(Aim 1) Translate this sentence from the post on the Xsigo VP780 into Spanish: "Fortunately that’s no big deal with the VP780, but it is something to keep in mind."

(Source extract)

————

For the last few weeks, I’ve had the privilege of using a Xsigo Systems VP780 I/O Director in my lab. After using the product for these past few weeks, I thought I’d share a few tips and tricks for integrating the product into your VMware Infrastructure 3 (VI3) environment.

Jumbo Frames

If you want to use jumbo frames in your VI3 environment with the VP780, you’ll need to set the MTU on the Ethernet ports before creating any vNICs. If any vNICs are already created, you’ll need to remove them, set the MTU, and then re-add them. Fortunately that’s no big deal with the VP780, but it is something to keep in mind. The command to set the MTU looks something like this:

set ethernet-port 13/6 -mtu=9000

Obviously, you’ll need to specify the appropriate Ethernet port instead of 13/6, and if you want to use an MTU size of something other than 9000 bytes you’ll need to specify the correct value there as well.

VLAN Trunking Mode

Like with jumbo frames, if you anticipate wanting to pass VLAN tags through the VP780 up to the ESX server, you’ll want to set the Ethernet port’s VLAN trunking mode before creating vNICs. Otherwise, as stated in the previous section, you’ll need to remove the vNICs, set the trunk mode, and then re-add the vNICs. I consider this an essential step, as I almost always recommend the use of VLANs in a VI3 environment.

The command for setting the VLAN trunking mode is very similar to the MTU command shown earlier:

set ethernet-port 13/6 -mode=trunk

It’s perfectly OK to combine these two commands into a single step:

set ethernet-port 13/6 -mode=trunk -mtu=9000

While you’re in there setting properties for the Ethernet ports, you may also want to consider whether you want the VP780 to tag native VLANs. I’ll refer you back to this blog entry and this blog entry for more information on VLANs and the native VLAN with ESX. Alternatively, you could just use this link to see all VLAN-related articles.

————

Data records
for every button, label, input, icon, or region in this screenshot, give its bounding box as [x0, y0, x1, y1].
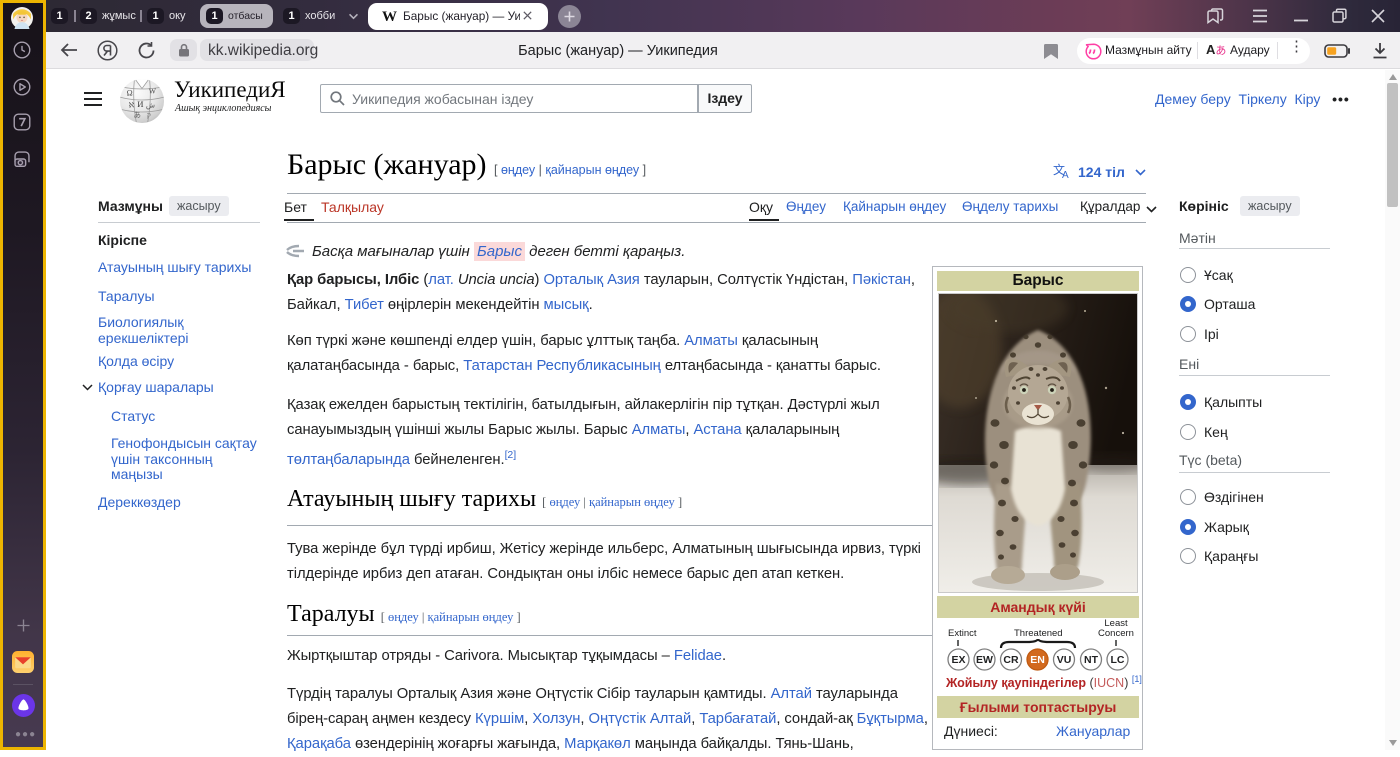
- svg-text:Ω: Ω: [127, 88, 133, 97]
- svg-text:И: И: [137, 99, 143, 109]
- svg-text:NT: NT: [1084, 654, 1099, 666]
- svg-text:ش: ش: [146, 101, 156, 110]
- svg-text:EX: EX: [951, 654, 965, 666]
- svg-text:A: A: [1062, 170, 1069, 179]
- svg-text:LC: LC: [1111, 654, 1125, 666]
- svg-text:VU: VU: [1057, 654, 1072, 666]
- svg-text:W: W: [149, 86, 157, 95]
- svg-text:EW: EW: [976, 654, 993, 666]
- svg-text:CR: CR: [1003, 654, 1019, 666]
- svg-text:あ: あ: [133, 110, 141, 119]
- svg-text:ק: ק: [147, 110, 151, 119]
- svg-text:ℵ: ℵ: [129, 101, 135, 110]
- svg-text:EN: EN: [1030, 654, 1045, 666]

————

(Aim 2) Return each line of the data records above that contains the word "icon".

(Solution 1) Por suerte, eso no es gran problema con el VP780, pero es algo que hay que tener en cuenta.

(Solution 2)
for every button, label, input, icon, or region in this screenshot, give its bounding box as [x0, y0, x1, y1].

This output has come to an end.